RECORD LIST:
==================================================

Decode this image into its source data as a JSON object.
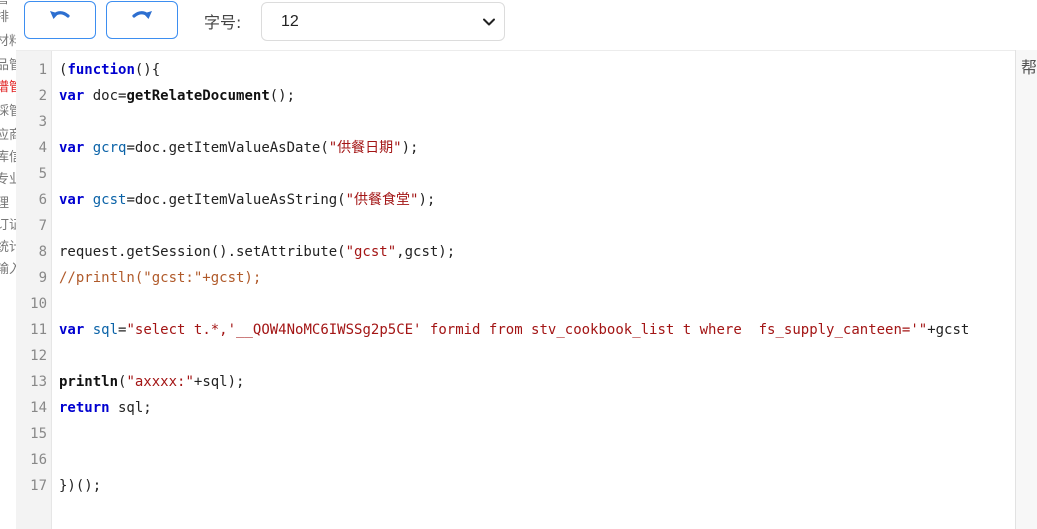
{
  "left_menu": {
    "items": [
      {
        "label": "管",
        "active": false
      },
      {
        "label": "排",
        "active": false
      },
      {
        "label": "材料",
        "active": false
      },
      {
        "label": "品管",
        "active": false
      },
      {
        "label": "谱管",
        "active": true
      },
      {
        "label": "採管",
        "active": false
      },
      {
        "label": "应商",
        "active": false
      },
      {
        "label": "库信",
        "active": false
      },
      {
        "label": "专业",
        "active": false
      },
      {
        "label": "理",
        "active": false
      },
      {
        "label": "订证",
        "active": false
      },
      {
        "label": "统计",
        "active": false
      },
      {
        "label": "输入",
        "active": false
      }
    ]
  },
  "toolbar": {
    "undo_icon": "undo-icon",
    "redo_icon": "redo-icon",
    "font_size_label": "字号:",
    "font_size_value": "12",
    "accent_color": "#3d8ef0"
  },
  "editor": {
    "line_numbers": [
      "1",
      "2",
      "3",
      "4",
      "5",
      "6",
      "7",
      "8",
      "9",
      "10",
      "11",
      "12",
      "13",
      "14",
      "15",
      "16",
      "17"
    ],
    "lines": [
      [
        {
          "t": "(",
          "c": ""
        },
        {
          "t": "function",
          "c": "kw"
        },
        {
          "t": "(){",
          "c": ""
        }
      ],
      [
        {
          "t": "var",
          "c": "kw"
        },
        {
          "t": " doc=",
          "c": ""
        },
        {
          "t": "getRelateDocument",
          "c": "fn"
        },
        {
          "t": "();",
          "c": ""
        }
      ],
      [],
      [
        {
          "t": "var",
          "c": "kw"
        },
        {
          "t": " ",
          "c": ""
        },
        {
          "t": "gcrq",
          "c": "var"
        },
        {
          "t": "=doc.getItemValueAsDate(",
          "c": ""
        },
        {
          "t": "\"供餐日期\"",
          "c": "str"
        },
        {
          "t": ");",
          "c": ""
        }
      ],
      [],
      [
        {
          "t": "var",
          "c": "kw"
        },
        {
          "t": " ",
          "c": ""
        },
        {
          "t": "gcst",
          "c": "var"
        },
        {
          "t": "=doc.getItemValueAsString(",
          "c": ""
        },
        {
          "t": "\"供餐食堂\"",
          "c": "str"
        },
        {
          "t": ");",
          "c": ""
        }
      ],
      [],
      [
        {
          "t": "request.getSession().setAttribute(",
          "c": ""
        },
        {
          "t": "\"gcst\"",
          "c": "str"
        },
        {
          "t": ",gcst);",
          "c": ""
        }
      ],
      [
        {
          "t": "//println(\"gcst:\"+gcst);",
          "c": "cmt"
        }
      ],
      [],
      [
        {
          "t": "var",
          "c": "kw"
        },
        {
          "t": " ",
          "c": ""
        },
        {
          "t": "sql",
          "c": "var"
        },
        {
          "t": "=",
          "c": ""
        },
        {
          "t": "\"select t.*,'__QOW4NoMC6IWSSg2p5CE' formid from stv_cookbook_list t where  fs_supply_canteen='\"",
          "c": "str"
        },
        {
          "t": "+gcst",
          "c": ""
        }
      ],
      [],
      [
        {
          "t": "println",
          "c": "fn"
        },
        {
          "t": "(",
          "c": ""
        },
        {
          "t": "\"axxxx:\"",
          "c": "str"
        },
        {
          "t": "+sql);",
          "c": ""
        }
      ],
      [
        {
          "t": "return",
          "c": "kw"
        },
        {
          "t": " sql;",
          "c": ""
        }
      ],
      [],
      [],
      [
        {
          "t": "})();",
          "c": ""
        }
      ]
    ]
  },
  "help_panel": {
    "label": "帮助"
  }
}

==================================================

Please list every line of the records that contains "gcst".

TASK ANSWER:
          "t": "gcst",
          "t": "\"gcst\"",
          "t": ",gcst);",
          "t": "//println(\"gcst:\"+gcst);",
          "t": "+gcst",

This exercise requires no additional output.